PROMPT: Every entry that follows should be repeated exactly; drop the images.

DATASET RECORDS:
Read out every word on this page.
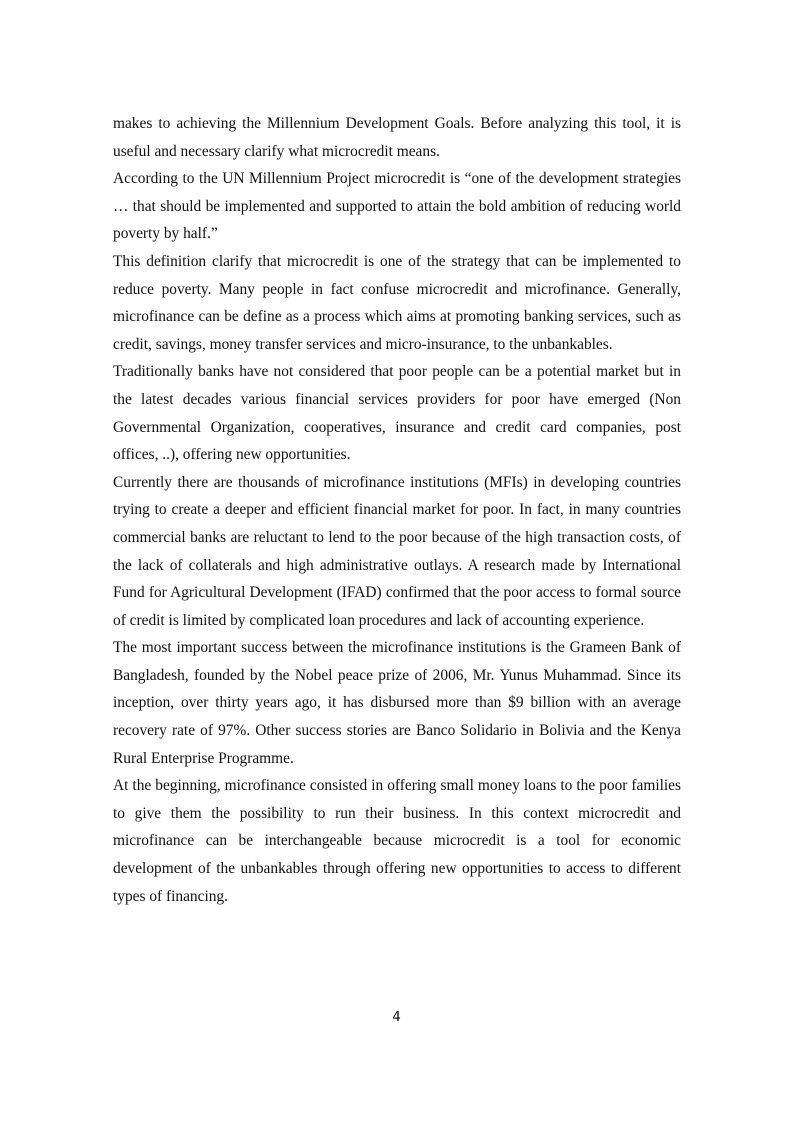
makes to achieving the Millennium Development Goals. Before analyzing this tool, it is useful and necessary clarify what microcredit means.

According to the UN Millennium Project microcredit is “one of the development strategies … that should be implemented and supported to attain the bold ambition of reducing world poverty by half.”

This definition clarify that microcredit is one of the strategy that can be implemented to reduce poverty. Many people in fact confuse microcredit and microfinance. Generally, microfinance can be define as a process which aims at promoting banking services, such as credit, savings, money transfer services and micro-insurance, to the unbankables.

Traditionally banks have not considered that poor people can be a potential market but in the latest decades various financial services providers for poor have emerged (Non Governmental Organization, cooperatives, insurance and credit card companies, post offices, ..), offering new opportunities.

Currently there are thousands of microfinance institutions (MFIs) in developing countries trying to create a deeper and efficient financial market for poor. In fact, in many countries commercial banks are reluctant to lend to the poor because of the high transaction costs, of the lack of collaterals and high administrative outlays. A research made by International Fund for Agricultural Development (IFAD) confirmed that the poor access to formal source of credit is limited by complicated loan procedures and lack of accounting experience.

The most important success between the microfinance institutions is the Grameen Bank of Bangladesh, founded by the Nobel peace prize of 2006, Mr. Yunus Muhammad. Since its inception, over thirty years ago, it has disbursed more than $9 billion with an average recovery rate of 97%. Other success stories are Banco Solidario in Bolivia and the Kenya Rural Enterprise Programme.

At the beginning, microfinance consisted in offering small money loans to the poor families to give them the possibility to run their business. In this context microcredit and microfinance can be interchangeable because microcredit is a tool for economic development of the unbankables through offering new opportunities to access to different types of financing.

4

RESULT OF THE TASK:
Read out every word on this page.
makes to achieving the Millennium Development Goals. Before analyzing this tool, it is useful and necessary clarify what microcredit means.

According to the UN Millennium Project microcredit is “one of the development strategies … that should be implemented and supported to attain the bold ambition of reducing world poverty by half.”

This definition clarify that microcredit is one of the strategy that can be implemented to reduce poverty. Many people in fact confuse microcredit and microfinance. Generally, microfinance can be define as a process which aims at promoting banking services, such as credit, savings, money transfer services and micro-insurance, to the unbankables.

Traditionally banks have not considered that poor people can be a potential market but in the latest decades various financial services providers for poor have emerged (Non Governmental Organization, cooperatives, insurance and credit card companies, post offices, ..), offering new opportunities.

Currently there are thousands of microfinance institutions (MFIs) in developing countries trying to create a deeper and efficient financial market for poor. In fact, in many countries commercial banks are reluctant to lend to the poor because of the high transaction costs, of the lack of collaterals and high administrative outlays. A research made by International Fund for Agricultural Development (IFAD) confirmed that the poor access to formal source of credit is limited by complicated loan procedures and lack of accounting experience.

The most important success between the microfinance institutions is the Grameen Bank of Bangladesh, founded by the Nobel peace prize of 2006, Mr. Yunus Muhammad. Since its inception, over thirty years ago, it has disbursed more than $9 billion with an average recovery rate of 97%. Other success stories are Banco Solidario in Bolivia and the Kenya Rural Enterprise Programme.

At the beginning, microfinance consisted in offering small money loans to the poor families to give them the possibility to run their business. In this context microcredit and microfinance can be interchangeable because microcredit is a tool for economic development of the unbankables through offering new opportunities to access to different types of financing.

4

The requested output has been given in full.